▸ **STATED EXERCISE**: Please quote every line word for word.

────────

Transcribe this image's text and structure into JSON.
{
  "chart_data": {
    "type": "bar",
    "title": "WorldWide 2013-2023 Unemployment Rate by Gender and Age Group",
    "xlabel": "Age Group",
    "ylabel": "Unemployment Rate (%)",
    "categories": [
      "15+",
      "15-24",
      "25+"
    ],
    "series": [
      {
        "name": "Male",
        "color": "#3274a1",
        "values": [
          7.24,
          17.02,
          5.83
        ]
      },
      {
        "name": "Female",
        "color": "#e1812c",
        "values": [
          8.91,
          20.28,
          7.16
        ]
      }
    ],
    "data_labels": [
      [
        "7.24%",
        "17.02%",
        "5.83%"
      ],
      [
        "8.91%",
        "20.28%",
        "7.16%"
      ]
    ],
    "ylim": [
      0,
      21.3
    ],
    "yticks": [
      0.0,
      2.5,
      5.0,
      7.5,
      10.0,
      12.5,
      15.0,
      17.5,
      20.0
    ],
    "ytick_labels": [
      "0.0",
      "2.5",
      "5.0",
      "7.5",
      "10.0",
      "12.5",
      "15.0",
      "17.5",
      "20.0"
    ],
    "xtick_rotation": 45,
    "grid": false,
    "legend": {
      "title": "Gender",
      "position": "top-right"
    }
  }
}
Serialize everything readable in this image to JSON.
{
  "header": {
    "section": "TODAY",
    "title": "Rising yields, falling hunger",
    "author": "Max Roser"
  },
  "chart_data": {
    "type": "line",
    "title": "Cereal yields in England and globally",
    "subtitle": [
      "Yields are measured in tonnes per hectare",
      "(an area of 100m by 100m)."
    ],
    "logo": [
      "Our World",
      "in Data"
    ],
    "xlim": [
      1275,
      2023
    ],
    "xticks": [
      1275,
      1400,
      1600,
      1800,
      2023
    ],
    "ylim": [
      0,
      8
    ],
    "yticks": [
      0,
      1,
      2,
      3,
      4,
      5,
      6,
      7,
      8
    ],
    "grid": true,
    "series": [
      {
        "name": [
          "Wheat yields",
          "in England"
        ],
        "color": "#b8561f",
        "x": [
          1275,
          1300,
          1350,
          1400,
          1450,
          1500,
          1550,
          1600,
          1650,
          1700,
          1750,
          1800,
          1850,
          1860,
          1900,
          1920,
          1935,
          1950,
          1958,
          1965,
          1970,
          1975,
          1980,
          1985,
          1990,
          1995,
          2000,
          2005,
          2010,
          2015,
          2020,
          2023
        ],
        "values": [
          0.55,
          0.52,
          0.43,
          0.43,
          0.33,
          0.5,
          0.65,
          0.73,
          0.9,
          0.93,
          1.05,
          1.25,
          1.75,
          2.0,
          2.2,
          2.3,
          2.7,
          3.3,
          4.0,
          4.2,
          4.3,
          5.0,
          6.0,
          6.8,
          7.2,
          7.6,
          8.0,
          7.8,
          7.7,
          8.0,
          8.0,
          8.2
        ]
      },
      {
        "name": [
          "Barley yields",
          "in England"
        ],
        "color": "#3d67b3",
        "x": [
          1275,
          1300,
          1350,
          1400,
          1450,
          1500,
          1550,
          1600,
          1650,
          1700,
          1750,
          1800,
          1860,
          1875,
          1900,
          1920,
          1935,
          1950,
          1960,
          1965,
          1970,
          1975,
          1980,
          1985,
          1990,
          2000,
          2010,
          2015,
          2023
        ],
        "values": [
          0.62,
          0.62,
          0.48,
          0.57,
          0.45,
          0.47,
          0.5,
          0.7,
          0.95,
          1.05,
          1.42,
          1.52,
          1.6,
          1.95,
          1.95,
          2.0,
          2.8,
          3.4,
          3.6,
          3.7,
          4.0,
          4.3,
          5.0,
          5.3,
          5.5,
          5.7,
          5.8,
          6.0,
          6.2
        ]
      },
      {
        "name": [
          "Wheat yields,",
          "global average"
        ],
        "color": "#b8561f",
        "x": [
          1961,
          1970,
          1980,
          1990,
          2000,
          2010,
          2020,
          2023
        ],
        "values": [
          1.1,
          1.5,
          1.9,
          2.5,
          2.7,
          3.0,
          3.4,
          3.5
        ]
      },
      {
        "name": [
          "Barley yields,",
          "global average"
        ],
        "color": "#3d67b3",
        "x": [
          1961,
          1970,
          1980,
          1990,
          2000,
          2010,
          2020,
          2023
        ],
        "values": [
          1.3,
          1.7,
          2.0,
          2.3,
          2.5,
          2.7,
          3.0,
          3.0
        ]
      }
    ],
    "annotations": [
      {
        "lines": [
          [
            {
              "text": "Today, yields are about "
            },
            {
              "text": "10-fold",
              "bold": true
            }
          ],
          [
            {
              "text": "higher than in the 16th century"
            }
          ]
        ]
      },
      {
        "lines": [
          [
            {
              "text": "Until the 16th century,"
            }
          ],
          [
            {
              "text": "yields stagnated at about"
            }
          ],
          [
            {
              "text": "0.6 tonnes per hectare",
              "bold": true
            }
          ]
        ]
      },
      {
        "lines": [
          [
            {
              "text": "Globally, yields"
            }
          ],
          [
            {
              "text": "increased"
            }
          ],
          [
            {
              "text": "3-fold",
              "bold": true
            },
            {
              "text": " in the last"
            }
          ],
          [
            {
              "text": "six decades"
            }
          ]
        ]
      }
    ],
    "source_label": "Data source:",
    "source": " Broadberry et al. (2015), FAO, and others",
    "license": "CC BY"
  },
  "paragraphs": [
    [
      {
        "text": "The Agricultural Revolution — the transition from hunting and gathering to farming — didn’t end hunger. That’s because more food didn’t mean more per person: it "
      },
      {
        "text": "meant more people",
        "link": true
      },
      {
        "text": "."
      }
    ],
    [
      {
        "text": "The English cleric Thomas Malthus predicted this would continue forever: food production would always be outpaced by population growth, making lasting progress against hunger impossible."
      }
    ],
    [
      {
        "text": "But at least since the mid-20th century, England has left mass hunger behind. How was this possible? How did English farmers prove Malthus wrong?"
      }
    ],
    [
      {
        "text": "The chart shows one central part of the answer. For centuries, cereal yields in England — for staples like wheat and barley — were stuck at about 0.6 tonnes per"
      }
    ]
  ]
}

────────

▸ **EXERCISE ANSWER**:
Transcribe this image's text and structure into JSON.
{
  "chart_data": {
    "type": "bar",
    "title": "WorldWide 2013-2023 Unemployment Rate by Gender and Age Group",
    "xlabel": "Age Group",
    "ylabel": "Unemployment Rate (%)",
    "categories": [
      "15+",
      "15-24",
      "25+"
    ],
    "series": [
      {
        "name": "Male",
        "color": "#3274a1",
        "values": [
          7.24,
          17.02,
          5.83
        ]
      },
      {
        "name": "Female",
        "color": "#e1812c",
        "values": [
          8.91,
          20.28,
          7.16
        ]
      }
    ],
    "data_labels": [
      [
        "7.24%",
        "17.02%",
        "5.83%"
      ],
      [
        "8.91%",
        "20.28%",
        "7.16%"
      ]
    ],
    "ylim": [
      0,
      21.3
    ],
    "yticks": [
      0.0,
      2.5,
      5.0,
      7.5,
      10.0,
      12.5,
      15.0,
      17.5,
      20.0
    ],
    "ytick_labels": [
      "0.0",
      "2.5",
      "5.0",
      "7.5",
      "10.0",
      "12.5",
      "15.0",
      "17.5",
      "20.0"
    ],
    "xtick_rotation": 45,
    "grid": false,
    "legend": {
      "title": "Gender",
      "position": "top-right"
    }
  }
}
Serialize everything readable in this image to JSON.
{
  "header": {
    "section": "TODAY",
    "title": "Rising yields, falling hunger",
    "author": "Max Roser"
  },
  "chart_data": {
    "type": "line",
    "title": "Cereal yields in England and globally",
    "subtitle": [
      "Yields are measured in tonnes per hectare",
      "(an area of 100m by 100m)."
    ],
    "logo": [
      "Our World",
      "in Data"
    ],
    "xlim": [
      1275,
      2023
    ],
    "xticks": [
      1275,
      1400,
      1600,
      1800,
      2023
    ],
    "ylim": [
      0,
      8
    ],
    "yticks": [
      0,
      1,
      2,
      3,
      4,
      5,
      6,
      7,
      8
    ],
    "grid": true,
    "series": [
      {
        "name": [
          "Wheat yields",
          "in England"
        ],
        "color": "#b8561f",
        "x": [
          1275,
          1300,
          1350,
          1400,
          1450,
          1500,
          1550,
          1600,
          1650,
          1700,
          1750,
          1800,
          1850,
          1860,
          1900,
          1920,
          1935,
          1950,
          1958,
          1965,
          1970,
          1975,
          1980,
          1985,
          1990,
          1995,
          2000,
          2005,
          2010,
          2015,
          2020,
          2023
        ],
        "values": [
          0.55,
          0.52,
          0.43,
          0.43,
          0.33,
          0.5,
          0.65,
          0.73,
          0.9,
          0.93,
          1.05,
          1.25,
          1.75,
          2.0,
          2.2,
          2.3,
          2.7,
          3.3,
          4.0,
          4.2,
          4.3,
          5.0,
          6.0,
          6.8,
          7.2,
          7.6,
          8.0,
          7.8,
          7.7,
          8.0,
          8.0,
          8.2
        ]
      },
      {
        "name": [
          "Barley yields",
          "in England"
        ],
        "color": "#3d67b3",
        "x": [
          1275,
          1300,
          1350,
          1400,
          1450,
          1500,
          1550,
          1600,
          1650,
          1700,
          1750,
          1800,
          1860,
          1875,
          1900,
          1920,
          1935,
          1950,
          1960,
          1965,
          1970,
          1975,
          1980,
          1985,
          1990,
          2000,
          2010,
          2015,
          2023
        ],
        "values": [
          0.62,
          0.62,
          0.48,
          0.57,
          0.45,
          0.47,
          0.5,
          0.7,
          0.95,
          1.05,
          1.42,
          1.52,
          1.6,
          1.95,
          1.95,
          2.0,
          2.8,
          3.4,
          3.6,
          3.7,
          4.0,
          4.3,
          5.0,
          5.3,
          5.5,
          5.7,
          5.8,
          6.0,
          6.2
        ]
      },
      {
        "name": [
          "Wheat yields,",
          "global average"
        ],
        "color": "#b8561f",
        "x": [
          1961,
          1970,
          1980,
          1990,
          2000,
          2010,
          2020,
          2023
        ],
        "values": [
          1.1,
          1.5,
          1.9,
          2.5,
          2.7,
          3.0,
          3.4,
          3.5
        ]
      },
      {
        "name": [
          "Barley yields,",
          "global average"
        ],
        "color": "#3d67b3",
        "x": [
          1961,
          1970,
          1980,
          1990,
          2000,
          2010,
          2020,
          2023
        ],
        "values": [
          1.3,
          1.7,
          2.0,
          2.3,
          2.5,
          2.7,
          3.0,
          3.0
        ]
      }
    ],
    "annotations": [
      {
        "lines": [
          [
            {
              "text": "Today, yields are about "
            },
            {
              "text": "10-fold",
              "bold": true
            }
          ],
          [
            {
              "text": "higher than in the 16th century"
            }
          ]
        ]
      },
      {
        "lines": [
          [
            {
              "text": "Until the 16th century,"
            }
          ],
          [
            {
              "text": "yields stagnated at about"
            }
          ],
          [
            {
              "text": "0.6 tonnes per hectare",
              "bold": true
            }
          ]
        ]
      },
      {
        "lines": [
          [
            {
              "text": "Globally, yields"
            }
          ],
          [
            {
              "text": "increased"
            }
          ],
          [
            {
              "text": "3-fold",
              "bold": true
            },
            {
              "text": " in the last"
            }
          ],
          [
            {
              "text": "six decades"
            }
          ]
        ]
      }
    ],
    "source_label": "Data source:",
    "source": " Broadberry et al. (2015), FAO, and others",
    "license": "CC BY"
  },
  "paragraphs": [
    [
      {
        "text": "The Agricultural Revolution — the transition from hunting and gathering to farming — didn’t end hunger. That’s because more food didn’t mean more per person: it "
      },
      {
        "text": "meant more people",
        "link": true
      },
      {
        "text": "."
      }
    ],
    [
      {
        "text": "The English cleric Thomas Malthus predicted this would continue forever: food production would always be outpaced by population growth, making lasting progress against hunger impossible."
      }
    ],
    [
      {
        "text": "But at least since the mid-20th century, England has left mass hunger behind. How was this possible? How did English farmers prove Malthus wrong?"
      }
    ],
    [
      {
        "text": "The chart shows one central part of the answer. For centuries, cereal yields in England — for staples like wheat and barley — were stuck at about 0.6 tonnes per"
      }
    ]
  ]
}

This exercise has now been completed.